PROBLEM - Below are records. Count every line containing the word "quién" and give the number alone.

Stored data -
········

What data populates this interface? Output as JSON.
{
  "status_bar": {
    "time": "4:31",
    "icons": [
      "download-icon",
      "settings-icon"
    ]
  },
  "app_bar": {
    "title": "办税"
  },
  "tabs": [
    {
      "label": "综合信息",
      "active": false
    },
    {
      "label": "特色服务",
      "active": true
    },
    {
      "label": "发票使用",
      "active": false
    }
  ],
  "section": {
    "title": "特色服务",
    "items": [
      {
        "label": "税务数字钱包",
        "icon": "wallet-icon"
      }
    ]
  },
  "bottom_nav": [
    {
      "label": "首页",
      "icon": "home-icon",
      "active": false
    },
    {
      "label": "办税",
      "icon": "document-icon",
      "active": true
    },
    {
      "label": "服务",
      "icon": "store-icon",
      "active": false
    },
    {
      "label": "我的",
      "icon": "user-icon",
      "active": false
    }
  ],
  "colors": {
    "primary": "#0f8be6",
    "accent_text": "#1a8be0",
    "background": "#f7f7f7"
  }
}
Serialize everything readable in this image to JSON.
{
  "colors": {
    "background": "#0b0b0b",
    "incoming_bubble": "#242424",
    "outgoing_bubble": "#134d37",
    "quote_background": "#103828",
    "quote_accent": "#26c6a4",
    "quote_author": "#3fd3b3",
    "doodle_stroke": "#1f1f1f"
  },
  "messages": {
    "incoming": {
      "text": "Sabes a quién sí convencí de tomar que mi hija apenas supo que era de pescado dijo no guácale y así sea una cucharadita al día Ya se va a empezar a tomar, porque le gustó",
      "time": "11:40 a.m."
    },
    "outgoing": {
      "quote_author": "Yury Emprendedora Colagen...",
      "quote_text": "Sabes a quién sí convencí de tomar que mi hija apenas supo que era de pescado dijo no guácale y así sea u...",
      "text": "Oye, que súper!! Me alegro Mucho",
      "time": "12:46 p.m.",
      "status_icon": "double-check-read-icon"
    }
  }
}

········

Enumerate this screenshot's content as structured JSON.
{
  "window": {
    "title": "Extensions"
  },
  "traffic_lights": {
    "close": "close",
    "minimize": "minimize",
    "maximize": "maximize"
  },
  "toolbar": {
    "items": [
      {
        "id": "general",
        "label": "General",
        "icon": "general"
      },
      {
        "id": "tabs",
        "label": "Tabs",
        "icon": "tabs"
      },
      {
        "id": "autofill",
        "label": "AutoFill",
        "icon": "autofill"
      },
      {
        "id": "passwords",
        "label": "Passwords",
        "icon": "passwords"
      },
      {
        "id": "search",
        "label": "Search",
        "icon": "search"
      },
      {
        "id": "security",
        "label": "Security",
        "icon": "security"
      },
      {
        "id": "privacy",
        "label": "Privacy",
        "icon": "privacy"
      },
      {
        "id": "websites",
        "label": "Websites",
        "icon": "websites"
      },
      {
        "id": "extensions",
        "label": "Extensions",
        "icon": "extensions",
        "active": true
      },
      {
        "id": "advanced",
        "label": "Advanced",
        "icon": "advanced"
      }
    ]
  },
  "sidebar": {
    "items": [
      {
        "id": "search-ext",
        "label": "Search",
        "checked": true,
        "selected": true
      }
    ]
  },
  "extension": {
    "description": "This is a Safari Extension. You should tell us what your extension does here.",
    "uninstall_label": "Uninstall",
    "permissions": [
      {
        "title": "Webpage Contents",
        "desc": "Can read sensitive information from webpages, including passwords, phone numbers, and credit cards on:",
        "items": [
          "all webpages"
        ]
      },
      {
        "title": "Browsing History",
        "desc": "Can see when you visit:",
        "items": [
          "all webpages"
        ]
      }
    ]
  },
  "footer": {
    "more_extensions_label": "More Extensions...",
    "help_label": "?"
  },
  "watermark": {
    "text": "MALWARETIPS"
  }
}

········

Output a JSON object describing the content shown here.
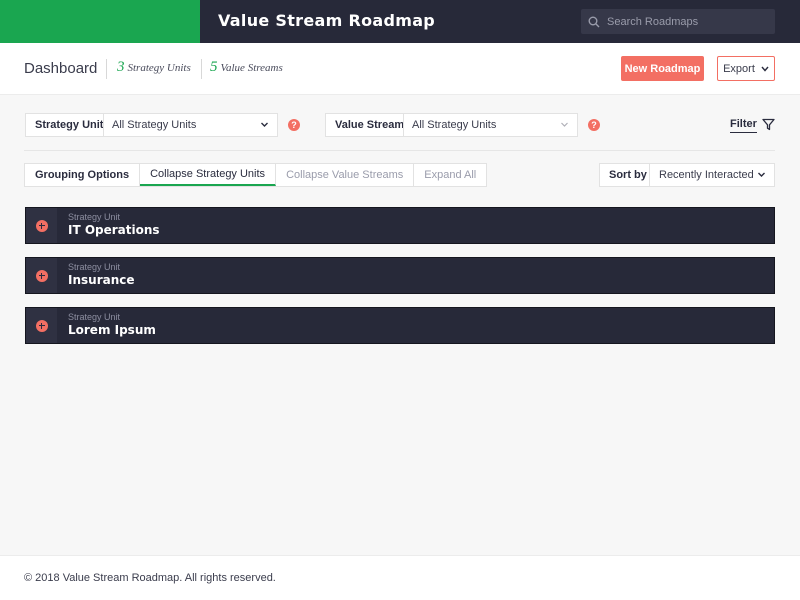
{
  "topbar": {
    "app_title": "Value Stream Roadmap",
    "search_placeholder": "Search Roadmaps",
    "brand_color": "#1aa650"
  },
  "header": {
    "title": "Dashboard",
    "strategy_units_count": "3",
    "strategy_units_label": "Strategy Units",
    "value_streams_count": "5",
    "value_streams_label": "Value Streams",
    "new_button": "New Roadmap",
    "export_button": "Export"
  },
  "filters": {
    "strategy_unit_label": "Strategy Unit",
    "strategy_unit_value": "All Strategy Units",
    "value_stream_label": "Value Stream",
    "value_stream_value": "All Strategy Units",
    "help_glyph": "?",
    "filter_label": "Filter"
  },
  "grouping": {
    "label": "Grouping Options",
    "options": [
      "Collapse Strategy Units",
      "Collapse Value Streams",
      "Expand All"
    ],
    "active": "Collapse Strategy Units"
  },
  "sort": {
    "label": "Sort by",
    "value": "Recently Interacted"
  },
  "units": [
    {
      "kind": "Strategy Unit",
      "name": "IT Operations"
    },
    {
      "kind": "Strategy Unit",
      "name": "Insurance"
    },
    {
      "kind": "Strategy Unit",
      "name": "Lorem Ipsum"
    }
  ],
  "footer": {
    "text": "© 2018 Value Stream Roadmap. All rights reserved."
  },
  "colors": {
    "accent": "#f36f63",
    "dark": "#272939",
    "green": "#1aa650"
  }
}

········

EXERCISE SOLUTION - 2